WORK TO BE COMPLETED
Only the lines from the one containing "Output the text content of this document." through the end of the data below should be copied, each exactly as written and with both ends kept.

DATASET RECORDS
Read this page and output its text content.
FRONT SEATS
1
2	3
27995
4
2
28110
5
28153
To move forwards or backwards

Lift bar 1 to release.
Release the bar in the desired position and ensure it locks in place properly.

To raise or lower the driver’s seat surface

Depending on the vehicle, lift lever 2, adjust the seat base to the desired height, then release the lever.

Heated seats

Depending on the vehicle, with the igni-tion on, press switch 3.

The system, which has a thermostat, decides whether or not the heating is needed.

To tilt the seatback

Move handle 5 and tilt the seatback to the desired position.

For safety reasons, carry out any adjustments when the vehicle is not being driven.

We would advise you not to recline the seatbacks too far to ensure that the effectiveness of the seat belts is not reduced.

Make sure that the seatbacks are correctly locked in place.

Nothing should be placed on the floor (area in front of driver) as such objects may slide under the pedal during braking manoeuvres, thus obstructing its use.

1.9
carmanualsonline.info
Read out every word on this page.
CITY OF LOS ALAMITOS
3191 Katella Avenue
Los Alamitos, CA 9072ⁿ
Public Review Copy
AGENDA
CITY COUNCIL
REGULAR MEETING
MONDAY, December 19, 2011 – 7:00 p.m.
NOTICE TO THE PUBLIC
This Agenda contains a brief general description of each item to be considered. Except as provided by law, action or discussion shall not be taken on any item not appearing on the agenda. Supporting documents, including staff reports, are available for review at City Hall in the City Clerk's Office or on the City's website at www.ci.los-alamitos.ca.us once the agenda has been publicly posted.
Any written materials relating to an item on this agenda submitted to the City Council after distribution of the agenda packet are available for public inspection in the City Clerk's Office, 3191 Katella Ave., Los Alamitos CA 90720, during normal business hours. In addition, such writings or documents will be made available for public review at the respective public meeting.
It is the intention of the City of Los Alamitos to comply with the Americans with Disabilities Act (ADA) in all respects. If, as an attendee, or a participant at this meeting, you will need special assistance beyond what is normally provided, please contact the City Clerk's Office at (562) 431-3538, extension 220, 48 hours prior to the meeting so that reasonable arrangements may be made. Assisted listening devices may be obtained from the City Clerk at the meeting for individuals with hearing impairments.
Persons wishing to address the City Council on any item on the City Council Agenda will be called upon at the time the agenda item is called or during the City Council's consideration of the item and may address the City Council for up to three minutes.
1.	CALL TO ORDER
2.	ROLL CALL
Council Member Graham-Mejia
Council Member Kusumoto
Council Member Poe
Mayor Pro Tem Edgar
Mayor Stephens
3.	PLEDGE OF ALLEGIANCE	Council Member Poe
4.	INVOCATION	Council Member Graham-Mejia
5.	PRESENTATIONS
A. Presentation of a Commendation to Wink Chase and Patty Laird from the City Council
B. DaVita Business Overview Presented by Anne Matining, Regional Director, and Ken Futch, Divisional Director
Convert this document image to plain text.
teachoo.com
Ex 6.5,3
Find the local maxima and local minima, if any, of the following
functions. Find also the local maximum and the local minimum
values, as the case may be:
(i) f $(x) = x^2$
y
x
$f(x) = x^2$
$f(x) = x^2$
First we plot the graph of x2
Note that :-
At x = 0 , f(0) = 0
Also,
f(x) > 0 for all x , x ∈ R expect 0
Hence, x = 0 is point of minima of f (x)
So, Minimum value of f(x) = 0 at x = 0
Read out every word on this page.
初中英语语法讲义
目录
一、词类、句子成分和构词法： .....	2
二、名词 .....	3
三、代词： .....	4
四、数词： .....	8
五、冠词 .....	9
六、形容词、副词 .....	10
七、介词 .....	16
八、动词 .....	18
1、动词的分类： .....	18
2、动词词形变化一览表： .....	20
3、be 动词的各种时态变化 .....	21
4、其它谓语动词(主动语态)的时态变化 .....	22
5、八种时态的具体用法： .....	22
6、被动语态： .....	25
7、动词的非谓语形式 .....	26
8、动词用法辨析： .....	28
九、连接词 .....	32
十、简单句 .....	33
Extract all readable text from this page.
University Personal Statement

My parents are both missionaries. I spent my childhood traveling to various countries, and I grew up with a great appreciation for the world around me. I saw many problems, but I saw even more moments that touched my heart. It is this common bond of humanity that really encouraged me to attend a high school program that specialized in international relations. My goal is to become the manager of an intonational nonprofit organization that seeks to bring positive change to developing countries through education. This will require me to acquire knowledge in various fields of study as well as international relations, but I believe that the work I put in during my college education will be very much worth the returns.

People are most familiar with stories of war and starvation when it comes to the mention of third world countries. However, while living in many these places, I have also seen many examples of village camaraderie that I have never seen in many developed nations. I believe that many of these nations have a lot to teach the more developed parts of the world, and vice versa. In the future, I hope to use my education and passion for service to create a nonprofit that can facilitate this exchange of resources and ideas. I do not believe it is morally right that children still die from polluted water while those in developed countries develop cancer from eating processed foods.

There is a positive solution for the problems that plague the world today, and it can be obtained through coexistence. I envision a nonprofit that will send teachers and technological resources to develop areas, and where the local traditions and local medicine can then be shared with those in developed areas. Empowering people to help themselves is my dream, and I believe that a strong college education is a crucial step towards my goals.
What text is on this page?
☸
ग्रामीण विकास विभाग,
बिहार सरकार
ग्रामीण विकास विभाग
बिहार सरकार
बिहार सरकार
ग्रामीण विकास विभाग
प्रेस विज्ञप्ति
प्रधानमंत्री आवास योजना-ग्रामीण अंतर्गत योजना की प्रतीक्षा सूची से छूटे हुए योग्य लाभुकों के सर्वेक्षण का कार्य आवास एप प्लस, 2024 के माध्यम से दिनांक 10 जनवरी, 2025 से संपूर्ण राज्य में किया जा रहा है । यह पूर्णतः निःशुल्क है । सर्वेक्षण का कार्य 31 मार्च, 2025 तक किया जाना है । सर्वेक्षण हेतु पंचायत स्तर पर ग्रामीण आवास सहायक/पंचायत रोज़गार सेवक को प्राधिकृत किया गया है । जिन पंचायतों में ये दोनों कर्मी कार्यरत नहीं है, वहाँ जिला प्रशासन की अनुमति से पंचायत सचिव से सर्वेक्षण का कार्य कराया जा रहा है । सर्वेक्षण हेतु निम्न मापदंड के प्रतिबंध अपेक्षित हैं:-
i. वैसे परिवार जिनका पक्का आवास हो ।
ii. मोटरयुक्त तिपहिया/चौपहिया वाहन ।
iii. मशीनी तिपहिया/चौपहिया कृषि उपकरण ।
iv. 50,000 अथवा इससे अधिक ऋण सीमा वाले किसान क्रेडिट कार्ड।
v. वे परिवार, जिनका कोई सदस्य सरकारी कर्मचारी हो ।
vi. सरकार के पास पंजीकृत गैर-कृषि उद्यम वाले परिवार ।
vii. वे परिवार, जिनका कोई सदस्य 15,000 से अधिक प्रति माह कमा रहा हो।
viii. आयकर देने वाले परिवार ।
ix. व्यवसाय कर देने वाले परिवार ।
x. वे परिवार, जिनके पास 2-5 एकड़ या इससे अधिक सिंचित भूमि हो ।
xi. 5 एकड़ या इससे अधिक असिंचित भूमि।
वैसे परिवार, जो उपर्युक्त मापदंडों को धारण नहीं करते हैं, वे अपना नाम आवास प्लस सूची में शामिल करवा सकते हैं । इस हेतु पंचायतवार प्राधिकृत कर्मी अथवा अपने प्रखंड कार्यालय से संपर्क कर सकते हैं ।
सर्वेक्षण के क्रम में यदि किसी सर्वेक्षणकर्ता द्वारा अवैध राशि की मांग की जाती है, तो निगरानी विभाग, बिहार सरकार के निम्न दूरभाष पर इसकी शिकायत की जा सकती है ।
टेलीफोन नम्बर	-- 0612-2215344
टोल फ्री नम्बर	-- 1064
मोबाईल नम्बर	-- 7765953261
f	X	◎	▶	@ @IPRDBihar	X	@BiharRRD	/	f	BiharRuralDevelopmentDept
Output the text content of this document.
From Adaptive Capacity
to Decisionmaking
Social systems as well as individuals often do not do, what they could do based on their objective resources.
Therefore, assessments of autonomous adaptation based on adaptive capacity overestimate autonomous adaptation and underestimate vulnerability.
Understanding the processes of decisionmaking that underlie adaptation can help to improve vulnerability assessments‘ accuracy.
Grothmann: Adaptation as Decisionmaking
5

FULL SOLUTION
Output the text content of this document.
From Adaptive Capacity
to Decisionmaking
Social systems as well as individuals often do not do, what they could do based on their objective resources.
Therefore, assessments of autonomous adaptation based on adaptive capacity overestimate autonomous adaptation and underestimate vulnerability.
Understanding the processes of decisionmaking that underlie adaptation can help to improve vulnerability assessments‘ accuracy.
Grothmann: Adaptation as Decisionmaking
5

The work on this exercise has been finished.